In the material below, find every line with "Mega" and pull it out.

________________________________________

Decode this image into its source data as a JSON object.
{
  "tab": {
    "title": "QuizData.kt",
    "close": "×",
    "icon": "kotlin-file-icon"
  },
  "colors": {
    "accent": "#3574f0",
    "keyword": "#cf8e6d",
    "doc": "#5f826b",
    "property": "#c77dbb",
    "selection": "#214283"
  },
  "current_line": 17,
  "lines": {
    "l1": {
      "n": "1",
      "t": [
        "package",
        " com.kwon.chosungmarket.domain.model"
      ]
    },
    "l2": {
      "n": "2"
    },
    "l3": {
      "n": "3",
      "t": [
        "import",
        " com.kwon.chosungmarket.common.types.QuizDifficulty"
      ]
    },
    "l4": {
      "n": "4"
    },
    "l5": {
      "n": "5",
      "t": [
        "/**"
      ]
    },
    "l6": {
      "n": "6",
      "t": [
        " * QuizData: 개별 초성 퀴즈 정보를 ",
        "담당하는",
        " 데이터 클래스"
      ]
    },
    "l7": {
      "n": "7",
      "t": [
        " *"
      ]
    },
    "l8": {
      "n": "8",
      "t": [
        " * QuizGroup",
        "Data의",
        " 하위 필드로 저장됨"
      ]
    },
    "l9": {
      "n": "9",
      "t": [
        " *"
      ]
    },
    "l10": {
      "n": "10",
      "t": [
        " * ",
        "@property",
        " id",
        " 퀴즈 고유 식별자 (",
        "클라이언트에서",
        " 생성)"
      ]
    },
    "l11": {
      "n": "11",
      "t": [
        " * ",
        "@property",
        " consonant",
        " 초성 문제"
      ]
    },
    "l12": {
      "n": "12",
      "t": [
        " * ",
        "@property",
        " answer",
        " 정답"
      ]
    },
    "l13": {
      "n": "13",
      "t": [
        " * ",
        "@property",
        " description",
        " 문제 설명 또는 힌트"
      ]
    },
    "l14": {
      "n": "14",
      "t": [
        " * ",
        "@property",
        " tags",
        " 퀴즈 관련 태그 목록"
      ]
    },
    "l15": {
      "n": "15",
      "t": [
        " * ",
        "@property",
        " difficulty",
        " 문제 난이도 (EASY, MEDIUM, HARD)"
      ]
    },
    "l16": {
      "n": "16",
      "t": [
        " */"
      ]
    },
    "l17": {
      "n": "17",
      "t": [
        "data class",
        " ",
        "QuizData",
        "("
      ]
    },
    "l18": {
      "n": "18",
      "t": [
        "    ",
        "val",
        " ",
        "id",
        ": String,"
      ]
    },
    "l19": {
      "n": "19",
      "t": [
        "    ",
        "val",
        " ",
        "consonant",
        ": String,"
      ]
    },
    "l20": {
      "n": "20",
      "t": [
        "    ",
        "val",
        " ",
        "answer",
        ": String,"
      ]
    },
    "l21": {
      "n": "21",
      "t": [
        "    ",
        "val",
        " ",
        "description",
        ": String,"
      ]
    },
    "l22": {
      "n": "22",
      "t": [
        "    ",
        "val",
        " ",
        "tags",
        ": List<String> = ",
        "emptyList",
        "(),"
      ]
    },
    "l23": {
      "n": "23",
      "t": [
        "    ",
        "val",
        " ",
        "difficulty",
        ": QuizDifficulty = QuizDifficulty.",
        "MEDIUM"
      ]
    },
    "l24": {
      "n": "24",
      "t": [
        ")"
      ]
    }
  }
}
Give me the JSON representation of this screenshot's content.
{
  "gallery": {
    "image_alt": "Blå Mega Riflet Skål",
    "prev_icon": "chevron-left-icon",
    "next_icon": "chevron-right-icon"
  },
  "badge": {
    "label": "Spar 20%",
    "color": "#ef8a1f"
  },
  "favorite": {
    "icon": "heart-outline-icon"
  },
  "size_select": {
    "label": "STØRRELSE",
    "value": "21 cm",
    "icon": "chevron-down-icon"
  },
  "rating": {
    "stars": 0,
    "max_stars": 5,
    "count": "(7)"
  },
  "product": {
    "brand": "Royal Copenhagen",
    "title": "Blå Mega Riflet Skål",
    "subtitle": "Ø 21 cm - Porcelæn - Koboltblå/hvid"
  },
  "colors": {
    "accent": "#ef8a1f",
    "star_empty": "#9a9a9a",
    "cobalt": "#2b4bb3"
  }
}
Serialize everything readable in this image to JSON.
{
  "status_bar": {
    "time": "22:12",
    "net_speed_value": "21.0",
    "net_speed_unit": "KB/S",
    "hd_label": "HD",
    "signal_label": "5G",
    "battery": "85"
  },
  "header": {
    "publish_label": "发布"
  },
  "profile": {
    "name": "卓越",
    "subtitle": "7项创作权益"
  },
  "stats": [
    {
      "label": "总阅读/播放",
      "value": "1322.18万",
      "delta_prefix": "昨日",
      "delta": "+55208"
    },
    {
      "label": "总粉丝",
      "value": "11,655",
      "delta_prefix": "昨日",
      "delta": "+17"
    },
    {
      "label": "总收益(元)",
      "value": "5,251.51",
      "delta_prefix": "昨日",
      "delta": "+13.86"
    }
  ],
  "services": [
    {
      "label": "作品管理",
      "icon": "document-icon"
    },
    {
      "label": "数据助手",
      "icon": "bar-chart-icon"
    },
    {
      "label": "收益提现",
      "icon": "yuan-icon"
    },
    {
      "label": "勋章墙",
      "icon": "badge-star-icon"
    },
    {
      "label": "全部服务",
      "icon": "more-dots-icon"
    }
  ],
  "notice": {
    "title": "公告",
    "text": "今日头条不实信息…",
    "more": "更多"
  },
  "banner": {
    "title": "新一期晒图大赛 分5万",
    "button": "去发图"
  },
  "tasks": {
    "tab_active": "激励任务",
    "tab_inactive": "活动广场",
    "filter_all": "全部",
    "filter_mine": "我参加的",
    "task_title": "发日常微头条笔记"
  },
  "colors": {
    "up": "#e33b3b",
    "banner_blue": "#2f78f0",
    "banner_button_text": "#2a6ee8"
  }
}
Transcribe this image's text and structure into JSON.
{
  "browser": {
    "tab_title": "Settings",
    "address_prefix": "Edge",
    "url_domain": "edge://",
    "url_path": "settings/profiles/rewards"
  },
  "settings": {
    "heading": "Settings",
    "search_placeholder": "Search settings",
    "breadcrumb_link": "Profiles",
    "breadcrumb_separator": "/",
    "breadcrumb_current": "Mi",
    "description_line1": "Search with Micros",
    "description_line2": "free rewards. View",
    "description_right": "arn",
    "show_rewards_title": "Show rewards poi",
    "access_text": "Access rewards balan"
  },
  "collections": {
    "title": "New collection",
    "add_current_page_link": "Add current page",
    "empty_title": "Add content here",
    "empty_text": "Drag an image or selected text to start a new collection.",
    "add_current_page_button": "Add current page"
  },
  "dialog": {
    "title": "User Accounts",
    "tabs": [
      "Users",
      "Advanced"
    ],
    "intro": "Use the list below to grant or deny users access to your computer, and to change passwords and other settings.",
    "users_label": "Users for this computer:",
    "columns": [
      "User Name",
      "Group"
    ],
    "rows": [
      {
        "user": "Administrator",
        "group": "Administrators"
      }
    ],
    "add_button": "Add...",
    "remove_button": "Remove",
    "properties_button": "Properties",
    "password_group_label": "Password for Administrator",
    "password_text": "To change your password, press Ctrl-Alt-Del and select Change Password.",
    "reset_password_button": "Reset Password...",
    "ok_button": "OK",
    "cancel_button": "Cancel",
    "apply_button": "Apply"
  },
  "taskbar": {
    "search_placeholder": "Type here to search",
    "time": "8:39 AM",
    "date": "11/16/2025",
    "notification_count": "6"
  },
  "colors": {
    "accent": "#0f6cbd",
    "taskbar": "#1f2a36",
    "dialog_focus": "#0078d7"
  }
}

________________________________________

### Solved problem
    "image_alt": "Blå Mega Riflet Skål",
    "title": "Blå Mega Riflet Skål",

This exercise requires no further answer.